Directive =>
Could the lines from the one with "What data populates" through the end of the listing be restated exactly, with nothing else included?

+++ Given information +++

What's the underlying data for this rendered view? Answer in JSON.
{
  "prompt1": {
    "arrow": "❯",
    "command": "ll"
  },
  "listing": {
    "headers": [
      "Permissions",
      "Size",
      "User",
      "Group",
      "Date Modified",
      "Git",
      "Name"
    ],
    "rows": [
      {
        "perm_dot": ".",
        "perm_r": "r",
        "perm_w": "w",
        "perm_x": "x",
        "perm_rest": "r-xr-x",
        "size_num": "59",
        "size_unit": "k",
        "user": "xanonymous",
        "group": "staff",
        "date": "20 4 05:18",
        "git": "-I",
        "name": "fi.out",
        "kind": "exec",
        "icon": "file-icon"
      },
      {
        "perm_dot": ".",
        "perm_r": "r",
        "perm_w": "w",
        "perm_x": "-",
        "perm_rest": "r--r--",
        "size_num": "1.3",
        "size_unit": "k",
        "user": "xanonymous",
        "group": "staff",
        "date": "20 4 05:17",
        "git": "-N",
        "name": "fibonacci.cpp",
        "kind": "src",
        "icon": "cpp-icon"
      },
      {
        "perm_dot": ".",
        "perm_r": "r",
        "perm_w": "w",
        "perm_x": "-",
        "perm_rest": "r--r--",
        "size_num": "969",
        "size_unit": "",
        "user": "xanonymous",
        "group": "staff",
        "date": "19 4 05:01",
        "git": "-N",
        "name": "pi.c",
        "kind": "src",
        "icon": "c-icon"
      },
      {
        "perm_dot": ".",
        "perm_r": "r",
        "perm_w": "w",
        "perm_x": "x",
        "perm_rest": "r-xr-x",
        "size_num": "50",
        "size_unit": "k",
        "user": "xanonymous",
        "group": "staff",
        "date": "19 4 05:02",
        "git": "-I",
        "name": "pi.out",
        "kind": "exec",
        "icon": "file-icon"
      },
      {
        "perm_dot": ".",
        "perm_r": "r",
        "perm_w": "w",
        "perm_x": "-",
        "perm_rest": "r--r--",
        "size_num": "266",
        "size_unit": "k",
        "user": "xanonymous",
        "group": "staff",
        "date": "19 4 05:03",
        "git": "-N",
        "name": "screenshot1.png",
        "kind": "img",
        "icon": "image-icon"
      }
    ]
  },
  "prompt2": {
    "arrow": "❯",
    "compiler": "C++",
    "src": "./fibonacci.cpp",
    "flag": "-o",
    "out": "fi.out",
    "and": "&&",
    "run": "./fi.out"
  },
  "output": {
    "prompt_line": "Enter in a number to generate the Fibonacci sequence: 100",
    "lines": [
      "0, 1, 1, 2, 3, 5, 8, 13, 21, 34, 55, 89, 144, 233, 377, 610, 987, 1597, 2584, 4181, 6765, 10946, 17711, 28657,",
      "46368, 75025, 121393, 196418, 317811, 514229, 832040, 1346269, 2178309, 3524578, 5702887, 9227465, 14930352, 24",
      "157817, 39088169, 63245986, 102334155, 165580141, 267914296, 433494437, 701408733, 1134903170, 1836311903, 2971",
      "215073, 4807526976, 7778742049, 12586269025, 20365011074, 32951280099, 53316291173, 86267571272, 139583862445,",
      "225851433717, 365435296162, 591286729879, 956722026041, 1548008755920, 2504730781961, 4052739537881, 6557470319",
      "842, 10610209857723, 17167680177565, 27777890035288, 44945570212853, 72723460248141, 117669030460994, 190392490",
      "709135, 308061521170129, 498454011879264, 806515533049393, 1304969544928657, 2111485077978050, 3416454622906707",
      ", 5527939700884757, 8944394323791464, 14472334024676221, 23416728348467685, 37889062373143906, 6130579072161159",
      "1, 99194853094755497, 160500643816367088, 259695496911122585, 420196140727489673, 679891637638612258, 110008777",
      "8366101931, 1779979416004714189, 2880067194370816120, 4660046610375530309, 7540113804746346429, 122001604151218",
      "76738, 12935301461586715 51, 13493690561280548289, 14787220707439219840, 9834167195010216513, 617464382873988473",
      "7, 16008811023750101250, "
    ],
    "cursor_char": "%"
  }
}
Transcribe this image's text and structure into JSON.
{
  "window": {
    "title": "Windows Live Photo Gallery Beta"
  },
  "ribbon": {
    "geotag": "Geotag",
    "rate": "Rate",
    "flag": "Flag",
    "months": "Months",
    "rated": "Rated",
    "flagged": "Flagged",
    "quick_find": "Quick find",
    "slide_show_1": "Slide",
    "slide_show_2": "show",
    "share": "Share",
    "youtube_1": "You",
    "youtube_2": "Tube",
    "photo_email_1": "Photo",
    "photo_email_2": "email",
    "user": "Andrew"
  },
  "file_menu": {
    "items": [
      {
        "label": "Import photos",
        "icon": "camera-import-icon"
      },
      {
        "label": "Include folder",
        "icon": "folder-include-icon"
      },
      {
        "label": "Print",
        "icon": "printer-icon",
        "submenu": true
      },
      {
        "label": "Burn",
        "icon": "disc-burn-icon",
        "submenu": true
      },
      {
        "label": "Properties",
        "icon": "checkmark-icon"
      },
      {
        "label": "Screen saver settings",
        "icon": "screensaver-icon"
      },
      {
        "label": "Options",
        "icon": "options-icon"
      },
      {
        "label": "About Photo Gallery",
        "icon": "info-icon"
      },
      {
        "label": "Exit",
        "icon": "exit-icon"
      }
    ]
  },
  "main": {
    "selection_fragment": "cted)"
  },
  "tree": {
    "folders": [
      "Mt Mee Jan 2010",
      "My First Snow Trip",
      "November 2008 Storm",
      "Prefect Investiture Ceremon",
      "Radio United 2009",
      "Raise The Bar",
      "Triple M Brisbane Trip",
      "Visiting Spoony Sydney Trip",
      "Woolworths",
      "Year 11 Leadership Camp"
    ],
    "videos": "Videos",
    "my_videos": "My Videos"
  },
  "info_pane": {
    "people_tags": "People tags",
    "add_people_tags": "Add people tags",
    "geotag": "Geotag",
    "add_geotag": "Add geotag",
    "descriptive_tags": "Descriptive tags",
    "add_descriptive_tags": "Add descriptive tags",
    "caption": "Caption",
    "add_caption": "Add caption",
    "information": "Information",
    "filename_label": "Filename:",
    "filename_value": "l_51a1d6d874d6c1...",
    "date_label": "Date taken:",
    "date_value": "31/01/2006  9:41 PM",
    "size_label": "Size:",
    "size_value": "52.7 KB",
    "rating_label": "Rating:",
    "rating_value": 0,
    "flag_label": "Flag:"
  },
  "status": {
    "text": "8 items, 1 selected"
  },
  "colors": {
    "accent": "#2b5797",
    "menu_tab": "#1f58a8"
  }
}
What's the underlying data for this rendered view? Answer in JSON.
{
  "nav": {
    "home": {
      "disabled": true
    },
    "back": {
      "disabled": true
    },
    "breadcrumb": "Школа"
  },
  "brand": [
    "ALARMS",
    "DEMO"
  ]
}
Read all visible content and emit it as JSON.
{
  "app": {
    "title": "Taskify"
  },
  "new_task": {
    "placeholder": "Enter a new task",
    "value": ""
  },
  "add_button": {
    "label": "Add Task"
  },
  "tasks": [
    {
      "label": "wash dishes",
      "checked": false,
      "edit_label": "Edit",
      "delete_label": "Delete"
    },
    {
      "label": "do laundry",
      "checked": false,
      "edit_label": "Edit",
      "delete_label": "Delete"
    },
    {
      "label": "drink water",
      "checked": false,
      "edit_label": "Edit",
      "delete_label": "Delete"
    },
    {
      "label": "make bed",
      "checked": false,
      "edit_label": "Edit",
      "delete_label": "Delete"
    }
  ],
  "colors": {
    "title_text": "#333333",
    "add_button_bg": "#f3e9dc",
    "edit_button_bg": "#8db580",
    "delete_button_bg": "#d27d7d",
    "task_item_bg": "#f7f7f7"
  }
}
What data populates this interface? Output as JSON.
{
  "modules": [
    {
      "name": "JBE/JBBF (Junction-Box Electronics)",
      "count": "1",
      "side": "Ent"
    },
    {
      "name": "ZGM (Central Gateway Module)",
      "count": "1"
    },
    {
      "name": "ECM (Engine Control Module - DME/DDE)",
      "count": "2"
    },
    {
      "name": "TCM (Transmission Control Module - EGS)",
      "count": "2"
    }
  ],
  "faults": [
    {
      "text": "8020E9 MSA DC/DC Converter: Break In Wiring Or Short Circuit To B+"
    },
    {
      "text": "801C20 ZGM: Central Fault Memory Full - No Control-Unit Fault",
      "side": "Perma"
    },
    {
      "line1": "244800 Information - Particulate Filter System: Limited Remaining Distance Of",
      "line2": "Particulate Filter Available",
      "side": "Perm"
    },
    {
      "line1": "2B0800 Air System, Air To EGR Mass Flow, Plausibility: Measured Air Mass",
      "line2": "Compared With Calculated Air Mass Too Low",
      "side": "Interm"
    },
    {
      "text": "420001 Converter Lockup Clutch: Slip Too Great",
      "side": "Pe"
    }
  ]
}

+++

Exercise solution =>
What data populates this interface? Output as JSON.
{
  "modules": [
    {
      "name": "JBE/JBBF (Junction-Box Electronics)",
      "count": "1",
      "side": "Ent"
    },
    {
      "name": "ZGM (Central Gateway Module)",
      "count": "1"
    },
    {
      "name": "ECM (Engine Control Module - DME/DDE)",
      "count": "2"
    },
    {
      "name": "TCM (Transmission Control Module - EGS)",
      "count": "2"
    }
  ],
  "faults": [
    {
      "text": "8020E9 MSA DC/DC Converter: Break In Wiring Or Short Circuit To B+"
    },
    {
      "text": "801C20 ZGM: Central Fault Memory Full - No Control-Unit Fault",
      "side": "Perma"
    },
    {
      "line1": "244800 Information - Particulate Filter System: Limited Remaining Distance Of",
      "line2": "Particulate Filter Available",
      "side": "Perm"
    },
    {
      "line1": "2B0800 Air System, Air To EGR Mass Flow, Plausibility: Measured Air Mass",
      "line2": "Compared With Calculated Air Mass Too Low",
      "side": "Interm"
    },
    {
      "text": "420001 Converter Lockup Clutch: Slip Too Great",
      "side": "Pe"
    }
  ]
}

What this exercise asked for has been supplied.